■ JOB ■
Leave every picture out and write out the records below exactly.

■ INPUT ■
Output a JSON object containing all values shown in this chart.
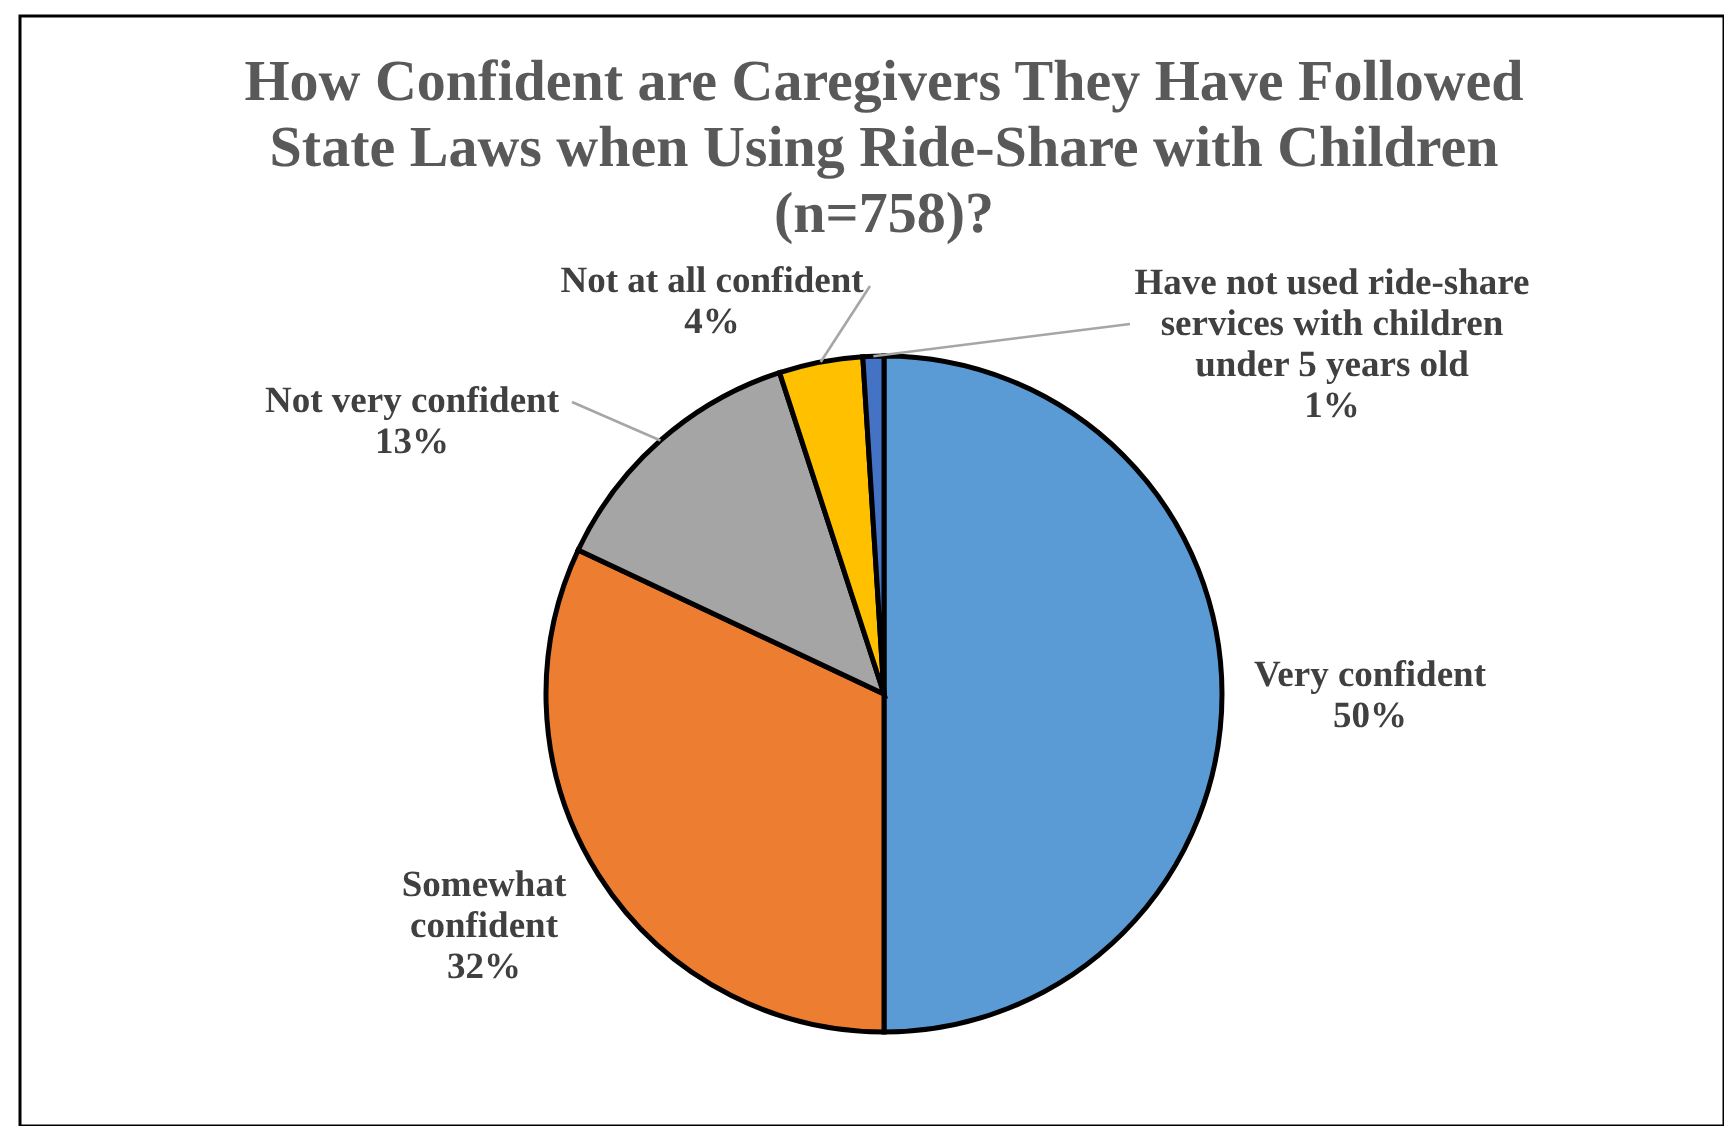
{
  "chart_data": {
    "type": "pie",
    "title": "How Confident are Caregivers They Have Followed State Laws when Using Ride-Share with Children (n=758)?",
    "categories": [
      "Very confident",
      "Somewhat confident",
      "Not very confident",
      "Not at all confident",
      "Have not used ride-share services with children under 5 years old"
    ],
    "values": [
      50,
      32,
      13,
      4,
      1
    ],
    "colors": [
      "#5b9bd5",
      "#ed7d31",
      "#a5a5a5",
      "#ffc000",
      "#4472c4"
    ],
    "value_labels": [
      "50%",
      "32%",
      "13%",
      "4%",
      "1%"
    ]
  }
}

■ RESULT OF THE TASK ■
Output a JSON object containing all values shown in this chart.
{
  "chart_data": {
    "type": "pie",
    "title": "How Confident are Caregivers They Have Followed State Laws when Using Ride-Share with Children (n=758)?",
    "categories": [
      "Very confident",
      "Somewhat confident",
      "Not very confident",
      "Not at all confident",
      "Have not used ride-share services with children under 5 years old"
    ],
    "values": [
      50,
      32,
      13,
      4,
      1
    ],
    "colors": [
      "#5b9bd5",
      "#ed7d31",
      "#a5a5a5",
      "#ffc000",
      "#4472c4"
    ],
    "value_labels": [
      "50%",
      "32%",
      "13%",
      "4%",
      "1%"
    ]
  }
}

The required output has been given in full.